— start —

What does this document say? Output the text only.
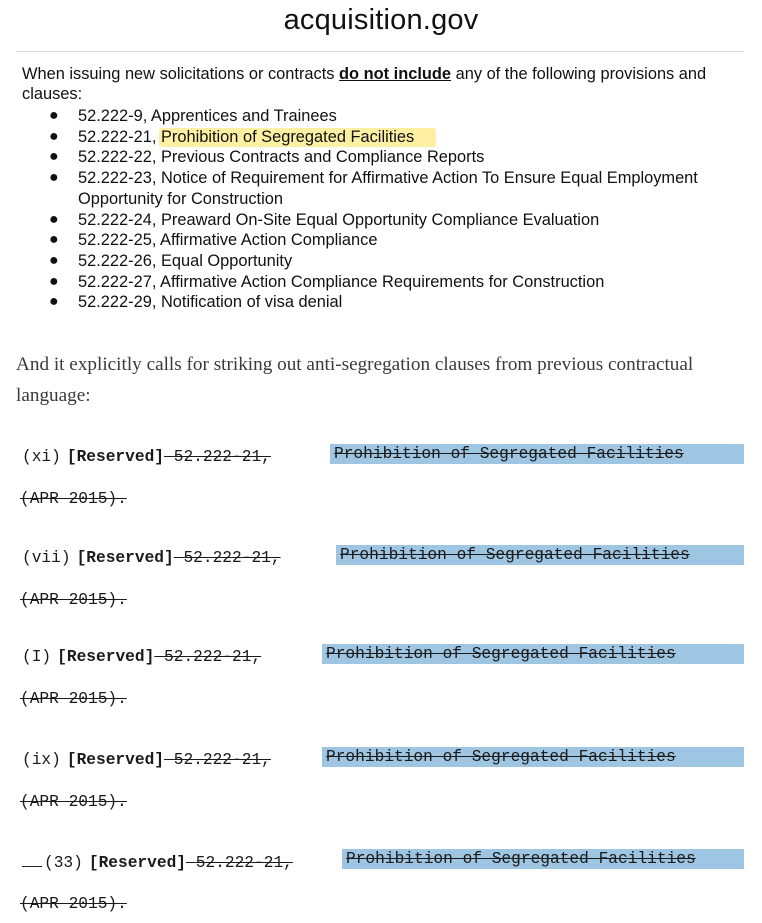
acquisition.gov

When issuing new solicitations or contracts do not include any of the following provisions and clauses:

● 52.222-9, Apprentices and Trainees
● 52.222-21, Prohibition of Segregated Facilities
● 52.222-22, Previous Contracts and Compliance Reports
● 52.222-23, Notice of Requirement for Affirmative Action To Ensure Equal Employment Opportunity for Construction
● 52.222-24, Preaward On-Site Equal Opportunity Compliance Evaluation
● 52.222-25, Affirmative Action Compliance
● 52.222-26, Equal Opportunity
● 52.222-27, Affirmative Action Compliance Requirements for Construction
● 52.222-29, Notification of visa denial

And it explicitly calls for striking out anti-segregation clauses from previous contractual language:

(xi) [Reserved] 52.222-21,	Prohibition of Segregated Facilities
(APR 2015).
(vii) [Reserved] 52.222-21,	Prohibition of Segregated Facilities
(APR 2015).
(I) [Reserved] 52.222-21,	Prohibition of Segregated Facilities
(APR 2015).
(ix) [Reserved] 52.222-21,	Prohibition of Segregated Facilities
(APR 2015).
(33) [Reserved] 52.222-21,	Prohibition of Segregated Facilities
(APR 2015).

— end —
— start —

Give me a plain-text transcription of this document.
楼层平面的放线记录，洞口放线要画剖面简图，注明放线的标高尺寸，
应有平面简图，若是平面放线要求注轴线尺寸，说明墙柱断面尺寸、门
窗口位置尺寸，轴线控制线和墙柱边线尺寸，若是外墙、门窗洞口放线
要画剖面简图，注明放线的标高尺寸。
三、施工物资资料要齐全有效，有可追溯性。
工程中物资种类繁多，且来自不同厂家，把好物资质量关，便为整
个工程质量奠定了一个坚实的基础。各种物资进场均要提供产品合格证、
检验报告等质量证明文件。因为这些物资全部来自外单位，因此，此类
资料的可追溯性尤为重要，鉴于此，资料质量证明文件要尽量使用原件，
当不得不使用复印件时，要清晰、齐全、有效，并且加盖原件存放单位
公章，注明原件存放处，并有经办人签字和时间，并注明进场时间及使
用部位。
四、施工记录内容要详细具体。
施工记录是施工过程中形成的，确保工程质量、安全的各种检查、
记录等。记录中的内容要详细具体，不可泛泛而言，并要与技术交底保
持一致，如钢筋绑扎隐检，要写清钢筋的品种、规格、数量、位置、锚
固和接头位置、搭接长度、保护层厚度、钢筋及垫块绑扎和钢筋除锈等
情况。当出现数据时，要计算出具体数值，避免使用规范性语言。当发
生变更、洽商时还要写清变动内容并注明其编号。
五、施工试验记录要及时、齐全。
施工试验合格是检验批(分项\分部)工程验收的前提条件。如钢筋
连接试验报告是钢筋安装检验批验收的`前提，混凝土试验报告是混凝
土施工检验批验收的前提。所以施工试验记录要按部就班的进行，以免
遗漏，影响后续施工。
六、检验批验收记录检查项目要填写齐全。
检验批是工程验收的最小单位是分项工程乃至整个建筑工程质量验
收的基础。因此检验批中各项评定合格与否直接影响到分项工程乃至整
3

— end —

◆ Given task
Collect the lines of the data that carry the word "Affirmative".

◆ Task response
● 52.222-23, Notice of Requirement for Affirmative Action To Ensure Equal Employment Opportunity for Construction
● 52.222-25, Affirmative Action Compliance
● 52.222-27, Affirmative Action Compliance Requirements for Construction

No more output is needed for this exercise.